▶ GOAL
Below are some entries. Output each one exactly as it appears.

(Data entries)
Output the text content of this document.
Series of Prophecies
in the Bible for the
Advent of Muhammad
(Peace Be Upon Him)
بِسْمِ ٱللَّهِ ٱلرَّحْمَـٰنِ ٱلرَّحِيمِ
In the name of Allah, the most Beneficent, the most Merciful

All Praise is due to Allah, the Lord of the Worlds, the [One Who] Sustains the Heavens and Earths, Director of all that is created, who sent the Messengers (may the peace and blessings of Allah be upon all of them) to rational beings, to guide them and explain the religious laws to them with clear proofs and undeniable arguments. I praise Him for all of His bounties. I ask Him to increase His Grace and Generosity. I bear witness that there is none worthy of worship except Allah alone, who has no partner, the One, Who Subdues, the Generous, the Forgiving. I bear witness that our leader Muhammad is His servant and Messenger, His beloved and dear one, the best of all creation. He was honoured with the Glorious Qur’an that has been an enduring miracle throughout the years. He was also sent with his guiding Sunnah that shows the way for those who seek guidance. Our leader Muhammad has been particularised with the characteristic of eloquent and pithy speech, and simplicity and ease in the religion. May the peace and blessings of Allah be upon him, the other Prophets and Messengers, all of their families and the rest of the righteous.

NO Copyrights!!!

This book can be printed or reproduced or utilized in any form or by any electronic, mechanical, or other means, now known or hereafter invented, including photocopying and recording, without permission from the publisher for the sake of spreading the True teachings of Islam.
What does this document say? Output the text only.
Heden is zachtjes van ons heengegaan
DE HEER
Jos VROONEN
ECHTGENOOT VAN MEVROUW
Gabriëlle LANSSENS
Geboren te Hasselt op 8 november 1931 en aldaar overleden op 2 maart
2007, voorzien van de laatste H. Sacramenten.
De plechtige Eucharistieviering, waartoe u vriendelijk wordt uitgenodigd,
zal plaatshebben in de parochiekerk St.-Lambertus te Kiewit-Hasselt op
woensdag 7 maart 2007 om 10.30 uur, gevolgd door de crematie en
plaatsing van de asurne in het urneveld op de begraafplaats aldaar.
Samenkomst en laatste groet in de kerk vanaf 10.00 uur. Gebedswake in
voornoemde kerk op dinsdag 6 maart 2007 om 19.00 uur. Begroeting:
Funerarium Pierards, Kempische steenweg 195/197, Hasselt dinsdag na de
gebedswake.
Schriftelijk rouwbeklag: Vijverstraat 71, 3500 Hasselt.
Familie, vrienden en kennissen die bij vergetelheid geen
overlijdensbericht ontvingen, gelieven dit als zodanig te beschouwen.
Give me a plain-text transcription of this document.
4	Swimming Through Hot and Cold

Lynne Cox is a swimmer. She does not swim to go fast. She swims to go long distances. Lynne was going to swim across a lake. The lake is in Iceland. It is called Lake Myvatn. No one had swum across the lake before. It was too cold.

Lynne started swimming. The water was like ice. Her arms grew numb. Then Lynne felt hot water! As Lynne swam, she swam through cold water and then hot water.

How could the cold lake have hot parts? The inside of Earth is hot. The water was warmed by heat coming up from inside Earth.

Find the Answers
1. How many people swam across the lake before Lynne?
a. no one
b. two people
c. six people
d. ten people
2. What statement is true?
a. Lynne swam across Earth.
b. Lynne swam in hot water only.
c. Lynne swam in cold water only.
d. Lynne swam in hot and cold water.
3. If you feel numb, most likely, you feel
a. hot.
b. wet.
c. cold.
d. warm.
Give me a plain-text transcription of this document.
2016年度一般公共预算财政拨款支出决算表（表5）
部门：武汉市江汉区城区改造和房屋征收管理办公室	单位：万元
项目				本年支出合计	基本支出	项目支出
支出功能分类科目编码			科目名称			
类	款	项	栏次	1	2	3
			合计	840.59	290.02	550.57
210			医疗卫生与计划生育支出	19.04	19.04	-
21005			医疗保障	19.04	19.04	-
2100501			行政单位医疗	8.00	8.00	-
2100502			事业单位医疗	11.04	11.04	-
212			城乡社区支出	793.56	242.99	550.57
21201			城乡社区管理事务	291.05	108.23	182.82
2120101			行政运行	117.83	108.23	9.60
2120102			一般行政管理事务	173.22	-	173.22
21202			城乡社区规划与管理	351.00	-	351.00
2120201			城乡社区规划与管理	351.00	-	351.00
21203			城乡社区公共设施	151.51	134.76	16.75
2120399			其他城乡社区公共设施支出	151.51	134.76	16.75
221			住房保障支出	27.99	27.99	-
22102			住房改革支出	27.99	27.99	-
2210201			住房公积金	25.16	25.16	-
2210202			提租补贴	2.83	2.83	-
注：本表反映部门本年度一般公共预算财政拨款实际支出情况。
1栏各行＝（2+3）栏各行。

▶ SOLUTION TO THIS PROBLEM
Output the text content of this document.
Series of Prophecies
in the Bible for the
Advent of Muhammad
(Peace Be Upon Him)
بِسْمِ ٱللَّهِ ٱلرَّحْمَـٰنِ ٱلرَّحِيمِ
In the name of Allah, the most Beneficent, the most Merciful

All Praise is due to Allah, the Lord of the Worlds, the [One Who] Sustains the Heavens and Earths, Director of all that is created, who sent the Messengers (may the peace and blessings of Allah be upon all of them) to rational beings, to guide them and explain the religious laws to them with clear proofs and undeniable arguments. I praise Him for all of His bounties. I ask Him to increase His Grace and Generosity. I bear witness that there is none worthy of worship except Allah alone, who has no partner, the One, Who Subdues, the Generous, the Forgiving. I bear witness that our leader Muhammad is His servant and Messenger, His beloved and dear one, the best of all creation. He was honoured with the Glorious Qur’an that has been an enduring miracle throughout the years. He was also sent with his guiding Sunnah that shows the way for those who seek guidance. Our leader Muhammad has been particularised with the characteristic of eloquent and pithy speech, and simplicity and ease in the religion. May the peace and blessings of Allah be upon him, the other Prophets and Messengers, all of their families and the rest of the righteous.

NO Copyrights!!!

This book can be printed or reproduced or utilized in any form or by any electronic, mechanical, or other means, now known or hereafter invented, including photocopying and recording, without permission from the publisher for the sake of spreading the True teachings of Islam.
What does this document say? Output the text only.
Heden is zachtjes van ons heengegaan
DE HEER
Jos VROONEN
ECHTGENOOT VAN MEVROUW
Gabriëlle LANSSENS
Geboren te Hasselt op 8 november 1931 en aldaar overleden op 2 maart
2007, voorzien van de laatste H. Sacramenten.
De plechtige Eucharistieviering, waartoe u vriendelijk wordt uitgenodigd,
zal plaatshebben in de parochiekerk St.-Lambertus te Kiewit-Hasselt op
woensdag 7 maart 2007 om 10.30 uur, gevolgd door de crematie en
plaatsing van de asurne in het urneveld op de begraafplaats aldaar.
Samenkomst en laatste groet in de kerk vanaf 10.00 uur. Gebedswake in
voornoemde kerk op dinsdag 6 maart 2007 om 19.00 uur. Begroeting:
Funerarium Pierards, Kempische steenweg 195/197, Hasselt dinsdag na de
gebedswake.
Schriftelijk rouwbeklag: Vijverstraat 71, 3500 Hasselt.
Familie, vrienden en kennissen die bij vergetelheid geen
overlijdensbericht ontvingen, gelieven dit als zodanig te beschouwen.
Give me a plain-text transcription of this document.
4	Swimming Through Hot and Cold

Lynne Cox is a swimmer. She does not swim to go fast. She swims to go long distances. Lynne was going to swim across a lake. The lake is in Iceland. It is called Lake Myvatn. No one had swum across the lake before. It was too cold.

Lynne started swimming. The water was like ice. Her arms grew numb. Then Lynne felt hot water! As Lynne swam, she swam through cold water and then hot water.

How could the cold lake have hot parts? The inside of Earth is hot. The water was warmed by heat coming up from inside Earth.

Find the Answers
1. How many people swam across the lake before Lynne?
a. no one
b. two people
c. six people
d. ten people
2. What statement is true?
a. Lynne swam across Earth.
b. Lynne swam in hot water only.
c. Lynne swam in cold water only.
d. Lynne swam in hot and cold water.
3. If you feel numb, most likely, you feel
a. hot.
b. wet.
c. cold.
d. warm.
Give me a plain-text transcription of this document.
2016年度一般公共预算财政拨款支出决算表（表5）
部门：武汉市江汉区城区改造和房屋征收管理办公室	单位：万元
项目				本年支出合计	基本支出	项目支出
支出功能分类科目编码			科目名称			
类	款	项	栏次	1	2	3
			合计	840.59	290.02	550.57
210			医疗卫生与计划生育支出	19.04	19.04	-
21005			医疗保障	19.04	19.04	-
2100501			行政单位医疗	8.00	8.00	-
2100502			事业单位医疗	11.04	11.04	-
212			城乡社区支出	793.56	242.99	550.57
21201			城乡社区管理事务	291.05	108.23	182.82
2120101			行政运行	117.83	108.23	9.60
2120102			一般行政管理事务	173.22	-	173.22
21202			城乡社区规划与管理	351.00	-	351.00
2120201			城乡社区规划与管理	351.00	-	351.00
21203			城乡社区公共设施	151.51	134.76	16.75
2120399			其他城乡社区公共设施支出	151.51	134.76	16.75
221			住房保障支出	27.99	27.99	-
22102			住房改革支出	27.99	27.99	-
2210201			住房公积金	25.16	25.16	-
2210202			提租补贴	2.83	2.83	-
注：本表反映部门本年度一般公共预算财政拨款实际支出情况。
1栏各行＝（2+3）栏各行。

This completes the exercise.